*LISTED ENTRIES*.
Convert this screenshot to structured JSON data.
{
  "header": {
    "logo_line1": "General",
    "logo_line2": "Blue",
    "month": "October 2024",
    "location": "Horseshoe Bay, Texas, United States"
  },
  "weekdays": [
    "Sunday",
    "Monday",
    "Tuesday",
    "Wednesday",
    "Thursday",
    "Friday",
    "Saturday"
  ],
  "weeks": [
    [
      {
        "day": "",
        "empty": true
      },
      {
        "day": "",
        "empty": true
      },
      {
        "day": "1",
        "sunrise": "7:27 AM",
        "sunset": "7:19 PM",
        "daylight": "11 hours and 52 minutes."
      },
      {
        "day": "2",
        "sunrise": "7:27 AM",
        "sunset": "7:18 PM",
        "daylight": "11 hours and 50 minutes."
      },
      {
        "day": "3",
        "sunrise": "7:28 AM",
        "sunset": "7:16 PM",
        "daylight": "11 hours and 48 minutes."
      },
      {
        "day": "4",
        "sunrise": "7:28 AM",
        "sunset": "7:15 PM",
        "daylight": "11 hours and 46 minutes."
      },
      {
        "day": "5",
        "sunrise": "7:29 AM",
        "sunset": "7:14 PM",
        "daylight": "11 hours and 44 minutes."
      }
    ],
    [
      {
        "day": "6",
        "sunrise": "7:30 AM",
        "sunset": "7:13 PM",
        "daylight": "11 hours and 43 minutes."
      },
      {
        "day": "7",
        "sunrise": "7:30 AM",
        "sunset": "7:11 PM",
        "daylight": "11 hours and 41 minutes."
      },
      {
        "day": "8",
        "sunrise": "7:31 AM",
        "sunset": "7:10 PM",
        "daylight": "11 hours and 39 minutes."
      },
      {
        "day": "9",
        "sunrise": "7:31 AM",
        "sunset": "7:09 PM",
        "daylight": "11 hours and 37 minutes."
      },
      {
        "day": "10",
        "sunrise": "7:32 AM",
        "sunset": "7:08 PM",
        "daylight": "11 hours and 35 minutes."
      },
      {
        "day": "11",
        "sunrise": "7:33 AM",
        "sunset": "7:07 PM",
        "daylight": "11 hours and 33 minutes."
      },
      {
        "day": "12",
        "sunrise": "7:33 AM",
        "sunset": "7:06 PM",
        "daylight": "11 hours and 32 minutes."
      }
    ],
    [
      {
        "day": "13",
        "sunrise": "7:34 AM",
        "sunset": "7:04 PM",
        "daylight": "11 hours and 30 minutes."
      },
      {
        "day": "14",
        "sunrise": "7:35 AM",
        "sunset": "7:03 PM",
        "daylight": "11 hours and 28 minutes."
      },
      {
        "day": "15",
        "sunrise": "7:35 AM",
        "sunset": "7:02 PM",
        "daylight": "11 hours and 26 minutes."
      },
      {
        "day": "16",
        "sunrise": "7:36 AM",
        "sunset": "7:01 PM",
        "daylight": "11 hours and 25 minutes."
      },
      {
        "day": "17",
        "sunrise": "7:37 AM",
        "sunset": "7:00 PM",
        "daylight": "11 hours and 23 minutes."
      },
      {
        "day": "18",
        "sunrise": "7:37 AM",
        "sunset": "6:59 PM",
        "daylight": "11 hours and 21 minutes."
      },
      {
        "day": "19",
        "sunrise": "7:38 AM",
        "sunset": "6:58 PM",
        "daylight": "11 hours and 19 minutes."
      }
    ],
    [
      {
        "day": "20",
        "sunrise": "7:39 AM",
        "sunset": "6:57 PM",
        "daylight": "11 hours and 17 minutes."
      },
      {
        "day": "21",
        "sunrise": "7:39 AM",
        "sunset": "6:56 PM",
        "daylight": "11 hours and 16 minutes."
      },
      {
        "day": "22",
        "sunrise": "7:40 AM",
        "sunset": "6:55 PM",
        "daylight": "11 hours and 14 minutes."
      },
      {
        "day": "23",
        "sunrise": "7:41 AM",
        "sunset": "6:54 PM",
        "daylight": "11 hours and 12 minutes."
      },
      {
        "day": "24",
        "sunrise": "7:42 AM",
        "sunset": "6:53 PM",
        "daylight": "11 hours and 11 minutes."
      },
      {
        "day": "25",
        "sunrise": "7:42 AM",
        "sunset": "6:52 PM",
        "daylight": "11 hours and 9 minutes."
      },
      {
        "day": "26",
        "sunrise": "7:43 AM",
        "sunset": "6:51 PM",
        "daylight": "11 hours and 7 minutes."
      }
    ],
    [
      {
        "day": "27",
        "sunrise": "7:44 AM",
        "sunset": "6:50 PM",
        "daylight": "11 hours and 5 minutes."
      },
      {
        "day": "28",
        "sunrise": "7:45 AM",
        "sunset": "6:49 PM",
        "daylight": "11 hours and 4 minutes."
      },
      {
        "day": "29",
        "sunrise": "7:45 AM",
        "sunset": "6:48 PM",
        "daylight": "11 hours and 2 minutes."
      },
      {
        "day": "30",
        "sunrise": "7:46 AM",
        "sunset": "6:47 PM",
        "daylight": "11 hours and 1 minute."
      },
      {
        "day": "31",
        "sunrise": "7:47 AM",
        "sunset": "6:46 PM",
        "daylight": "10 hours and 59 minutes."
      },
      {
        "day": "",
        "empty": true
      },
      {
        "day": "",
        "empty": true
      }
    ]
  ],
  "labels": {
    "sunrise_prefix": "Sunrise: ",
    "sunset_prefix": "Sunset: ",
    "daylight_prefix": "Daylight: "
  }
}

*OBJECTIVE*. Give a word-for-word copy of the records.

*RESPONSE FOR THIS EXERCISE*.
Convert this screenshot to structured JSON data.
{
  "header": {
    "logo_line1": "General",
    "logo_line2": "Blue",
    "month": "October 2024",
    "location": "Horseshoe Bay, Texas, United States"
  },
  "weekdays": [
    "Sunday",
    "Monday",
    "Tuesday",
    "Wednesday",
    "Thursday",
    "Friday",
    "Saturday"
  ],
  "weeks": [
    [
      {
        "day": "",
        "empty": true
      },
      {
        "day": "",
        "empty": true
      },
      {
        "day": "1",
        "sunrise": "7:27 AM",
        "sunset": "7:19 PM",
        "daylight": "11 hours and 52 minutes."
      },
      {
        "day": "2",
        "sunrise": "7:27 AM",
        "sunset": "7:18 PM",
        "daylight": "11 hours and 50 minutes."
      },
      {
        "day": "3",
        "sunrise": "7:28 AM",
        "sunset": "7:16 PM",
        "daylight": "11 hours and 48 minutes."
      },
      {
        "day": "4",
        "sunrise": "7:28 AM",
        "sunset": "7:15 PM",
        "daylight": "11 hours and 46 minutes."
      },
      {
        "day": "5",
        "sunrise": "7:29 AM",
        "sunset": "7:14 PM",
        "daylight": "11 hours and 44 minutes."
      }
    ],
    [
      {
        "day": "6",
        "sunrise": "7:30 AM",
        "sunset": "7:13 PM",
        "daylight": "11 hours and 43 minutes."
      },
      {
        "day": "7",
        "sunrise": "7:30 AM",
        "sunset": "7:11 PM",
        "daylight": "11 hours and 41 minutes."
      },
      {
        "day": "8",
        "sunrise": "7:31 AM",
        "sunset": "7:10 PM",
        "daylight": "11 hours and 39 minutes."
      },
      {
        "day": "9",
        "sunrise": "7:31 AM",
        "sunset": "7:09 PM",
        "daylight": "11 hours and 37 minutes."
      },
      {
        "day": "10",
        "sunrise": "7:32 AM",
        "sunset": "7:08 PM",
        "daylight": "11 hours and 35 minutes."
      },
      {
        "day": "11",
        "sunrise": "7:33 AM",
        "sunset": "7:07 PM",
        "daylight": "11 hours and 33 minutes."
      },
      {
        "day": "12",
        "sunrise": "7:33 AM",
        "sunset": "7:06 PM",
        "daylight": "11 hours and 32 minutes."
      }
    ],
    [
      {
        "day": "13",
        "sunrise": "7:34 AM",
        "sunset": "7:04 PM",
        "daylight": "11 hours and 30 minutes."
      },
      {
        "day": "14",
        "sunrise": "7:35 AM",
        "sunset": "7:03 PM",
        "daylight": "11 hours and 28 minutes."
      },
      {
        "day": "15",
        "sunrise": "7:35 AM",
        "sunset": "7:02 PM",
        "daylight": "11 hours and 26 minutes."
      },
      {
        "day": "16",
        "sunrise": "7:36 AM",
        "sunset": "7:01 PM",
        "daylight": "11 hours and 25 minutes."
      },
      {
        "day": "17",
        "sunrise": "7:37 AM",
        "sunset": "7:00 PM",
        "daylight": "11 hours and 23 minutes."
      },
      {
        "day": "18",
        "sunrise": "7:37 AM",
        "sunset": "6:59 PM",
        "daylight": "11 hours and 21 minutes."
      },
      {
        "day": "19",
        "sunrise": "7:38 AM",
        "sunset": "6:58 PM",
        "daylight": "11 hours and 19 minutes."
      }
    ],
    [
      {
        "day": "20",
        "sunrise": "7:39 AM",
        "sunset": "6:57 PM",
        "daylight": "11 hours and 17 minutes."
      },
      {
        "day": "21",
        "sunrise": "7:39 AM",
        "sunset": "6:56 PM",
        "daylight": "11 hours and 16 minutes."
      },
      {
        "day": "22",
        "sunrise": "7:40 AM",
        "sunset": "6:55 PM",
        "daylight": "11 hours and 14 minutes."
      },
      {
        "day": "23",
        "sunrise": "7:41 AM",
        "sunset": "6:54 PM",
        "daylight": "11 hours and 12 minutes."
      },
      {
        "day": "24",
        "sunrise": "7:42 AM",
        "sunset": "6:53 PM",
        "daylight": "11 hours and 11 minutes."
      },
      {
        "day": "25",
        "sunrise": "7:42 AM",
        "sunset": "6:52 PM",
        "daylight": "11 hours and 9 minutes."
      },
      {
        "day": "26",
        "sunrise": "7:43 AM",
        "sunset": "6:51 PM",
        "daylight": "11 hours and 7 minutes."
      }
    ],
    [
      {
        "day": "27",
        "sunrise": "7:44 AM",
        "sunset": "6:50 PM",
        "daylight": "11 hours and 5 minutes."
      },
      {
        "day": "28",
        "sunrise": "7:45 AM",
        "sunset": "6:49 PM",
        "daylight": "11 hours and 4 minutes."
      },
      {
        "day": "29",
        "sunrise": "7:45 AM",
        "sunset": "6:48 PM",
        "daylight": "11 hours and 2 minutes."
      },
      {
        "day": "30",
        "sunrise": "7:46 AM",
        "sunset": "6:47 PM",
        "daylight": "11 hours and 1 minute."
      },
      {
        "day": "31",
        "sunrise": "7:47 AM",
        "sunset": "6:46 PM",
        "daylight": "10 hours and 59 minutes."
      },
      {
        "day": "",
        "empty": true
      },
      {
        "day": "",
        "empty": true
      }
    ]
  ],
  "labels": {
    "sunrise_prefix": "Sunrise: ",
    "sunset_prefix": "Sunset: ",
    "daylight_prefix": "Daylight: "
  }
}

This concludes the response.